Aim: Find the lines with "ولكن" in them and copy them out.

Data for processing:

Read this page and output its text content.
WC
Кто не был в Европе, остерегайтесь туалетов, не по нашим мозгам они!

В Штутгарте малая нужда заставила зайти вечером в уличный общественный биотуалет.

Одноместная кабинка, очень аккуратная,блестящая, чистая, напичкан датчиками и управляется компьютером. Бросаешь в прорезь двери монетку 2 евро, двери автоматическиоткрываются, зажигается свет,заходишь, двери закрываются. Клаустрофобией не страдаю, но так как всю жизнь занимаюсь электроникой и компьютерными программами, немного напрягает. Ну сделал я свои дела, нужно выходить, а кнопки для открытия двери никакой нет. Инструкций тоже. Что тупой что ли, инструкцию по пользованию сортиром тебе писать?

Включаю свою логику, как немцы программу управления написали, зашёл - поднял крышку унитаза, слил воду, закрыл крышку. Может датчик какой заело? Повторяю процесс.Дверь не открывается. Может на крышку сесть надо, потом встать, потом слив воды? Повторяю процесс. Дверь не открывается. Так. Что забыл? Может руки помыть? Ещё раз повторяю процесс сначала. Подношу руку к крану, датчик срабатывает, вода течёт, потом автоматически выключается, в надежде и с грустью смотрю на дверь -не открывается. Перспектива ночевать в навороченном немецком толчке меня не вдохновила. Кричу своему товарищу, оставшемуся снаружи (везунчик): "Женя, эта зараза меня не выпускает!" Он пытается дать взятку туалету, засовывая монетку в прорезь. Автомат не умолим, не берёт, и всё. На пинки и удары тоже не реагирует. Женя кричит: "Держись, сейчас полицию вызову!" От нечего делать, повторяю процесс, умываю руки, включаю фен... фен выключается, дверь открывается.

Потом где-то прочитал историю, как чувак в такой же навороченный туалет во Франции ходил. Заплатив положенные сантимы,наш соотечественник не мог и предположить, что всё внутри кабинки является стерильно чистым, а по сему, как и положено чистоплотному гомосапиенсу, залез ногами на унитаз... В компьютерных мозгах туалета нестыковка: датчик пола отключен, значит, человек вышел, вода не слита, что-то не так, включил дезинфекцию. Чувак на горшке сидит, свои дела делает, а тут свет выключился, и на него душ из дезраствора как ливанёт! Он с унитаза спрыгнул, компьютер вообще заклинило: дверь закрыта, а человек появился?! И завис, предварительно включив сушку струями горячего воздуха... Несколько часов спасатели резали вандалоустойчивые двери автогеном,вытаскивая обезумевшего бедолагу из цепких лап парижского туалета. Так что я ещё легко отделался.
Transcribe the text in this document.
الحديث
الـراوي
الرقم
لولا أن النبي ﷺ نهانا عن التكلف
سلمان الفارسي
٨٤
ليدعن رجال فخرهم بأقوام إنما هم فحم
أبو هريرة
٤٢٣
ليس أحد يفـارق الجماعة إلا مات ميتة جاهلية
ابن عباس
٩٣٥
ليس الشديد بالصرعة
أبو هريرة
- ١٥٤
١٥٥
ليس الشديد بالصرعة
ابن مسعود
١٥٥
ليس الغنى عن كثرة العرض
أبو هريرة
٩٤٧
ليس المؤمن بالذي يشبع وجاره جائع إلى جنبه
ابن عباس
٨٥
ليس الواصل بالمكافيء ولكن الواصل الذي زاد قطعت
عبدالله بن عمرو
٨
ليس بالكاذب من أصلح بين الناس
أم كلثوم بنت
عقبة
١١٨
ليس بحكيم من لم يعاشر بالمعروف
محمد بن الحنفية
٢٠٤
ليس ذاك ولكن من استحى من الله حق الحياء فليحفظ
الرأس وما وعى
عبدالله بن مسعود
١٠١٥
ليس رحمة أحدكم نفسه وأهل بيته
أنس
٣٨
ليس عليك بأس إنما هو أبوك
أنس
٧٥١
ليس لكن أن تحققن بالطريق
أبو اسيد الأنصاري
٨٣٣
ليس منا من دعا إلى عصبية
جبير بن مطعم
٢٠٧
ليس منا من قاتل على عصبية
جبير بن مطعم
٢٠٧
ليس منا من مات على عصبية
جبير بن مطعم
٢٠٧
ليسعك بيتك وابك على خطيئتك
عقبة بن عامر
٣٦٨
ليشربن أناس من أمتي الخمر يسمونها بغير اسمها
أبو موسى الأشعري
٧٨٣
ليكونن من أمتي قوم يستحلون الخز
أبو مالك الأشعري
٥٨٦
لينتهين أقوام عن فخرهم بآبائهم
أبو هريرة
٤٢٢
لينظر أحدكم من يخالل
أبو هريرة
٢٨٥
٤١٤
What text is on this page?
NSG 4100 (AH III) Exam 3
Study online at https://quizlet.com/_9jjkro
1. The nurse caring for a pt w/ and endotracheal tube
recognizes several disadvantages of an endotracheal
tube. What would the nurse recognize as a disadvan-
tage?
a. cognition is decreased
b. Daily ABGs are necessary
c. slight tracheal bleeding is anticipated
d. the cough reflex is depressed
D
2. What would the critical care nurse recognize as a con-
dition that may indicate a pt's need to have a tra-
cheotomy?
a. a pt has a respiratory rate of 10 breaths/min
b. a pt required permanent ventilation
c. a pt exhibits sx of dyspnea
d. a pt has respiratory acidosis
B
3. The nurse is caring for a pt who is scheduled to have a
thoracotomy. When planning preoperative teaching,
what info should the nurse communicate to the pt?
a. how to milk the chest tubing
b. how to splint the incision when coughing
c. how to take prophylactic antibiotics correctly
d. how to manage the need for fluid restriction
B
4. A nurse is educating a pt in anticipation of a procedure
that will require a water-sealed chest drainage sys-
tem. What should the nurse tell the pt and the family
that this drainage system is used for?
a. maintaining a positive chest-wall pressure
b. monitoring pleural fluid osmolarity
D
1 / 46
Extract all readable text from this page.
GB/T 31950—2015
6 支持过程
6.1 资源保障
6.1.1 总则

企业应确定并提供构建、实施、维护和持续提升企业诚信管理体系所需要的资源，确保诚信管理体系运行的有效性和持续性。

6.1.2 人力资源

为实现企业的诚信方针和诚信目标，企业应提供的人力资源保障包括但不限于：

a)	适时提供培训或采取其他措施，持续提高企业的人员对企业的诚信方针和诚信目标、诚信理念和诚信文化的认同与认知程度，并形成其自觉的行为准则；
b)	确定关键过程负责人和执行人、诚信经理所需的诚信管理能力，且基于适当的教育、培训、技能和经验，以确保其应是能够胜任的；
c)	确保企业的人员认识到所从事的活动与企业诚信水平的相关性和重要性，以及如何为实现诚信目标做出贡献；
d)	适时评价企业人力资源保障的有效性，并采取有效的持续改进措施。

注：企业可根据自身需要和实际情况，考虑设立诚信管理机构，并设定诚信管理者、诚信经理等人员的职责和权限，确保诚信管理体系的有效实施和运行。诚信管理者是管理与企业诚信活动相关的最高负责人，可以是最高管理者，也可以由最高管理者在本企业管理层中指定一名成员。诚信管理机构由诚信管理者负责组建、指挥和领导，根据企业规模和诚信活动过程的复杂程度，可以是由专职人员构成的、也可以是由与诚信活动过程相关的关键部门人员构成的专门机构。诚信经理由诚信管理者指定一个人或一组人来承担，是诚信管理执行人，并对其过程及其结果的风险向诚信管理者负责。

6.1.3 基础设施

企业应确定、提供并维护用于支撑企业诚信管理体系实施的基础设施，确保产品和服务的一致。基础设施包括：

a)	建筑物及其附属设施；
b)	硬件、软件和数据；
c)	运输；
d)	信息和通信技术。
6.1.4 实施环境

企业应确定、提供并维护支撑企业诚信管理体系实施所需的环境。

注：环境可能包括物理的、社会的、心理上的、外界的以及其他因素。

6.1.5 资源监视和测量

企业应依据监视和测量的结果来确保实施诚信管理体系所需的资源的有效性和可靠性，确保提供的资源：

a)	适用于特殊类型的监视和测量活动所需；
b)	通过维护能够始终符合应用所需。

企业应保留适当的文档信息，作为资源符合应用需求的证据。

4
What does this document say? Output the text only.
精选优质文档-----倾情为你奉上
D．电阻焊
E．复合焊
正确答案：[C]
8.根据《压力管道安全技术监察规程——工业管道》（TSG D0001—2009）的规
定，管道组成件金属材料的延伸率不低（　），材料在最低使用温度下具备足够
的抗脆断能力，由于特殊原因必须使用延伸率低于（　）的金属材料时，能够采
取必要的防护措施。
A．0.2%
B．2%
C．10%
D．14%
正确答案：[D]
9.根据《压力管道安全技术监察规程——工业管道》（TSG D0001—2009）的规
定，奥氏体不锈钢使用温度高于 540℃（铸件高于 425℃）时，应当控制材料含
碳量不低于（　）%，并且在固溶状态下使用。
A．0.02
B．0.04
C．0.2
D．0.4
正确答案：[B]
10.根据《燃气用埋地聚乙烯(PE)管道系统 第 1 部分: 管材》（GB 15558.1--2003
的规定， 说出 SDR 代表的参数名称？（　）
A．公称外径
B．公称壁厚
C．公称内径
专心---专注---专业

Solved problem:
ليس الواصل بالمكافيء ولكن الواصل الذي زاد قطعت
ليس ذاك ولكن من استحى من الله حق الحياء فليحفظ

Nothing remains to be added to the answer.